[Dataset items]
※ ※ ※

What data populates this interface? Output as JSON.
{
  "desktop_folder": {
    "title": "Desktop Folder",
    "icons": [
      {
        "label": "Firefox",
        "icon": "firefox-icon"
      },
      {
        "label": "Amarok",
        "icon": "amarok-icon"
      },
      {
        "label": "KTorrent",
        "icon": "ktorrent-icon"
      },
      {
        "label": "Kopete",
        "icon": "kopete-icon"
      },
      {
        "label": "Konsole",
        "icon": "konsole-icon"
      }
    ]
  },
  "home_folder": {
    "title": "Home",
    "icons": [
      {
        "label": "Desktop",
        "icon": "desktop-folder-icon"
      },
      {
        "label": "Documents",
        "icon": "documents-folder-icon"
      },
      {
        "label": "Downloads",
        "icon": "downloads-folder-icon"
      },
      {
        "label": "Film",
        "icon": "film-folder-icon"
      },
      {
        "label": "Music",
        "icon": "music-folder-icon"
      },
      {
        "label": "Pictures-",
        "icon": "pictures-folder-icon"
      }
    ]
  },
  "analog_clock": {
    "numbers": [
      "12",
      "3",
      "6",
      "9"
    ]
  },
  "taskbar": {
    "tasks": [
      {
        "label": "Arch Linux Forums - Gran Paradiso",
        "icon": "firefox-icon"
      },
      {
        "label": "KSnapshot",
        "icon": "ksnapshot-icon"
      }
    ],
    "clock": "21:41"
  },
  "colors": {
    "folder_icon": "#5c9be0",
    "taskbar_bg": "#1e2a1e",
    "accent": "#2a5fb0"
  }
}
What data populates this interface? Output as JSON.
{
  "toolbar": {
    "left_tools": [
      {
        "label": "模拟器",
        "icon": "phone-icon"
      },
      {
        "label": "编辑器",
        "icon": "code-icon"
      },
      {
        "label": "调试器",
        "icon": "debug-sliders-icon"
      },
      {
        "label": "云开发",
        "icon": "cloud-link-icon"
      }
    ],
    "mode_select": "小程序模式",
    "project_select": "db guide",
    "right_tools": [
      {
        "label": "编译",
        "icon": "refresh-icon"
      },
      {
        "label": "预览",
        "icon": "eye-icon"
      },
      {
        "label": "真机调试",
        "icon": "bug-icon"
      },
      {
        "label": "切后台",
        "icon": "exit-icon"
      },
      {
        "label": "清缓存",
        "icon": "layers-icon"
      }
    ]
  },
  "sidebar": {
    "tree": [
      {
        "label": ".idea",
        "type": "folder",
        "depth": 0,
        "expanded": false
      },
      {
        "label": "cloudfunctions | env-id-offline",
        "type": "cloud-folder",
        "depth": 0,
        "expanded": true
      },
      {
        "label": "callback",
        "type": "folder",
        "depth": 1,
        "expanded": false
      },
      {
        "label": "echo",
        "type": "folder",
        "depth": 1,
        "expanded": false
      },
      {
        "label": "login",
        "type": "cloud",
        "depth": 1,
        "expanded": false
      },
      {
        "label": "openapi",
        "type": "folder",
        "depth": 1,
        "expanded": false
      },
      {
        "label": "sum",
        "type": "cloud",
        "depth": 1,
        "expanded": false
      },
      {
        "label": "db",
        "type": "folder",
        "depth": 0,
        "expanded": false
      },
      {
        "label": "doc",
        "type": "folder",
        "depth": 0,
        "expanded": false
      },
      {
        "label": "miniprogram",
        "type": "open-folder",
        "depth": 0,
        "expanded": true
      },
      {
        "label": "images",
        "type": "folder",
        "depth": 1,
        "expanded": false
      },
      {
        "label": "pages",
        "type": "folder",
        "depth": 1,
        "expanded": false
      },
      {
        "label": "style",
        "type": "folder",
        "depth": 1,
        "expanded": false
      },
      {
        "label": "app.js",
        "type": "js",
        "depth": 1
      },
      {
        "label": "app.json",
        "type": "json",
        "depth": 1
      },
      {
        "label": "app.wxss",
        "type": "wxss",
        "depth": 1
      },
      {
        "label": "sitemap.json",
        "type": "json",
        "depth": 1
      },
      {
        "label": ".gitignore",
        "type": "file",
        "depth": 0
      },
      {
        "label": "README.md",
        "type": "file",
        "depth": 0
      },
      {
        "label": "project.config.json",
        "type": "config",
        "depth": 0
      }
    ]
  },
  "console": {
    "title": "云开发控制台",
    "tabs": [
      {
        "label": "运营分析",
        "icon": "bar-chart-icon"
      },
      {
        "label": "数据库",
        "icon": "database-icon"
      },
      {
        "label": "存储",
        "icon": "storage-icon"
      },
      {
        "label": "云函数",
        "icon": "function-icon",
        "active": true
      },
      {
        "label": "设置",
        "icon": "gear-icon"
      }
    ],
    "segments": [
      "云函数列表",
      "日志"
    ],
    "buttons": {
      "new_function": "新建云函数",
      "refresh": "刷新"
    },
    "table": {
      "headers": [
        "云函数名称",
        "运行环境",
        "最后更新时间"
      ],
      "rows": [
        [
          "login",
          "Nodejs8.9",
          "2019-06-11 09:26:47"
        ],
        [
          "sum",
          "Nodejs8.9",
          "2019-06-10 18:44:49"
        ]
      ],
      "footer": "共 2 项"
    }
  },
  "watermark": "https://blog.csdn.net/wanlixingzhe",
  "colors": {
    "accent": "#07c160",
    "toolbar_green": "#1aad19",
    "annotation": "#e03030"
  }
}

※ ※ ※

Given exercise. Repeat the data precisely, line by line.

Task answer.
What data populates this interface? Output as JSON.
{
  "desktop_folder": {
    "title": "Desktop Folder",
    "icons": [
      {
        "label": "Firefox",
        "icon": "firefox-icon"
      },
      {
        "label": "Amarok",
        "icon": "amarok-icon"
      },
      {
        "label": "KTorrent",
        "icon": "ktorrent-icon"
      },
      {
        "label": "Kopete",
        "icon": "kopete-icon"
      },
      {
        "label": "Konsole",
        "icon": "konsole-icon"
      }
    ]
  },
  "home_folder": {
    "title": "Home",
    "icons": [
      {
        "label": "Desktop",
        "icon": "desktop-folder-icon"
      },
      {
        "label": "Documents",
        "icon": "documents-folder-icon"
      },
      {
        "label": "Downloads",
        "icon": "downloads-folder-icon"
      },
      {
        "label": "Film",
        "icon": "film-folder-icon"
      },
      {
        "label": "Music",
        "icon": "music-folder-icon"
      },
      {
        "label": "Pictures-",
        "icon": "pictures-folder-icon"
      }
    ]
  },
  "analog_clock": {
    "numbers": [
      "12",
      "3",
      "6",
      "9"
    ]
  },
  "taskbar": {
    "tasks": [
      {
        "label": "Arch Linux Forums - Gran Paradiso",
        "icon": "firefox-icon"
      },
      {
        "label": "KSnapshot",
        "icon": "ksnapshot-icon"
      }
    ],
    "clock": "21:41"
  },
  "colors": {
    "folder_icon": "#5c9be0",
    "taskbar_bg": "#1e2a1e",
    "accent": "#2a5fb0"
  }
}
What data populates this interface? Output as JSON.
{
  "toolbar": {
    "left_tools": [
      {
        "label": "模拟器",
        "icon": "phone-icon"
      },
      {
        "label": "编辑器",
        "icon": "code-icon"
      },
      {
        "label": "调试器",
        "icon": "debug-sliders-icon"
      },
      {
        "label": "云开发",
        "icon": "cloud-link-icon"
      }
    ],
    "mode_select": "小程序模式",
    "project_select": "db guide",
    "right_tools": [
      {
        "label": "编译",
        "icon": "refresh-icon"
      },
      {
        "label": "预览",
        "icon": "eye-icon"
      },
      {
        "label": "真机调试",
        "icon": "bug-icon"
      },
      {
        "label": "切后台",
        "icon": "exit-icon"
      },
      {
        "label": "清缓存",
        "icon": "layers-icon"
      }
    ]
  },
  "sidebar": {
    "tree": [
      {
        "label": ".idea",
        "type": "folder",
        "depth": 0,
        "expanded": false
      },
      {
        "label": "cloudfunctions | env-id-offline",
        "type": "cloud-folder",
        "depth": 0,
        "expanded": true
      },
      {
        "label": "callback",
        "type": "folder",
        "depth": 1,
        "expanded": false
      },
      {
        "label": "echo",
        "type": "folder",
        "depth": 1,
        "expanded": false
      },
      {
        "label": "login",
        "type": "cloud",
        "depth": 1,
        "expanded": false
      },
      {
        "label": "openapi",
        "type": "folder",
        "depth": 1,
        "expanded": false
      },
      {
        "label": "sum",
        "type": "cloud",
        "depth": 1,
        "expanded": false
      },
      {
        "label": "db",
        "type": "folder",
        "depth": 0,
        "expanded": false
      },
      {
        "label": "doc",
        "type": "folder",
        "depth": 0,
        "expanded": false
      },
      {
        "label": "miniprogram",
        "type": "open-folder",
        "depth": 0,
        "expanded": true
      },
      {
        "label": "images",
        "type": "folder",
        "depth": 1,
        "expanded": false
      },
      {
        "label": "pages",
        "type": "folder",
        "depth": 1,
        "expanded": false
      },
      {
        "label": "style",
        "type": "folder",
        "depth": 1,
        "expanded": false
      },
      {
        "label": "app.js",
        "type": "js",
        "depth": 1
      },
      {
        "label": "app.json",
        "type": "json",
        "depth": 1
      },
      {
        "label": "app.wxss",
        "type": "wxss",
        "depth": 1
      },
      {
        "label": "sitemap.json",
        "type": "json",
        "depth": 1
      },
      {
        "label": ".gitignore",
        "type": "file",
        "depth": 0
      },
      {
        "label": "README.md",
        "type": "file",
        "depth": 0
      },
      {
        "label": "project.config.json",
        "type": "config",
        "depth": 0
      }
    ]
  },
  "console": {
    "title": "云开发控制台",
    "tabs": [
      {
        "label": "运营分析",
        "icon": "bar-chart-icon"
      },
      {
        "label": "数据库",
        "icon": "database-icon"
      },
      {
        "label": "存储",
        "icon": "storage-icon"
      },
      {
        "label": "云函数",
        "icon": "function-icon",
        "active": true
      },
      {
        "label": "设置",
        "icon": "gear-icon"
      }
    ],
    "segments": [
      "云函数列表",
      "日志"
    ],
    "buttons": {
      "new_function": "新建云函数",
      "refresh": "刷新"
    },
    "table": {
      "headers": [
        "云函数名称",
        "运行环境",
        "最后更新时间"
      ],
      "rows": [
        [
          "login",
          "Nodejs8.9",
          "2019-06-11 09:26:47"
        ],
        [
          "sum",
          "Nodejs8.9",
          "2019-06-10 18:44:49"
        ]
      ],
      "footer": "共 2 项"
    }
  },
  "watermark": "https://blog.csdn.net/wanlixingzhe",
  "colors": {
    "accent": "#07c160",
    "toolbar_green": "#1aad19",
    "annotation": "#e03030"
  }
}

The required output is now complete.